- Opening Delimiter -

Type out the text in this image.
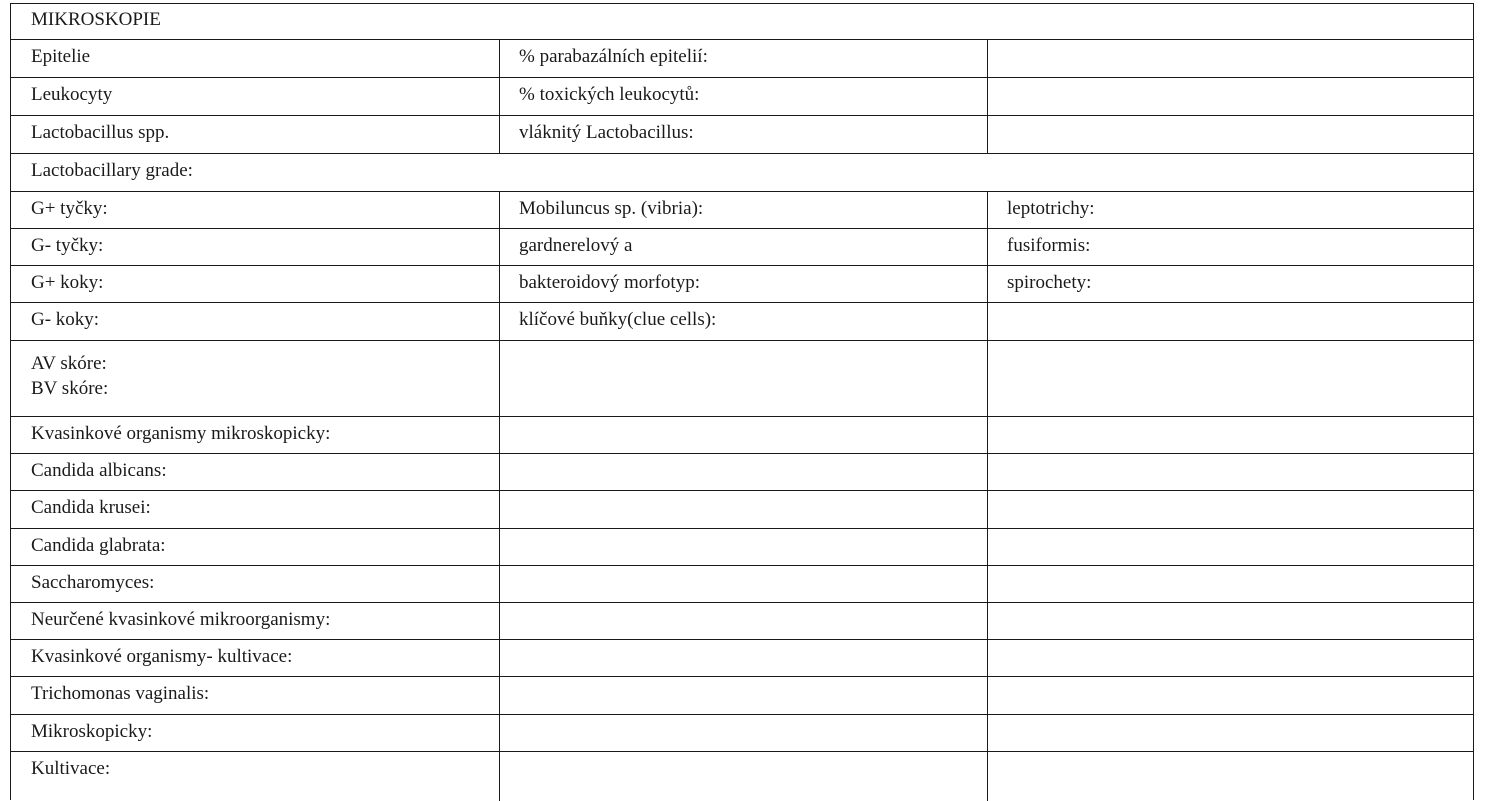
MIKROSKOPIE
Epitelie	% parabazálních epitelií:
Leukocyty	% toxických leukocytů:
Lactobacillus spp.	vláknitý Lactobacillus:
Lactobacillary grade:
G+ tyčky:	Mobiluncus sp. (vibria):	leptotrichy:
G- tyčky:	gardnerelový a	fusiformis:
G+ koky:	bakteroidový morfotyp:	spirochety:
G- koky:	klíčové buňky(clue cells):
AV skóre:
BV skóre:
Kvasinkové organismy mikroskopicky:
Candida albicans:
Candida krusei:
Candida glabrata:
Saccharomyces:
Neurčené kvasinkové mikroorganismy:
Kvasinkové organismy- kultivace:
Trichomonas vaginalis:
Mikroskopicky:
Kultivace:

- Closing Delimiter -

YOUR OBJECTIVE =
The result should be the full listing, retyped exactly and free of pictures.

WORKED SOLUTION =
Type out the text in this image.
MIKROSKOPIE
Epitelie	% parabazálních epitelií:
Leukocyty	% toxických leukocytů:
Lactobacillus spp.	vláknitý Lactobacillus:
Lactobacillary grade:
G+ tyčky:	Mobiluncus sp. (vibria):	leptotrichy:
G- tyčky:	gardnerelový a	fusiformis:
G+ koky:	bakteroidový morfotyp:	spirochety:
G- koky:	klíčové buňky(clue cells):
AV skóre:
BV skóre:
Kvasinkové organismy mikroskopicky:
Candida albicans:
Candida krusei:
Candida glabrata:
Saccharomyces:
Neurčené kvasinkové mikroorganismy:
Kvasinkové organismy- kultivace:
Trichomonas vaginalis:
Mikroskopicky:
Kultivace:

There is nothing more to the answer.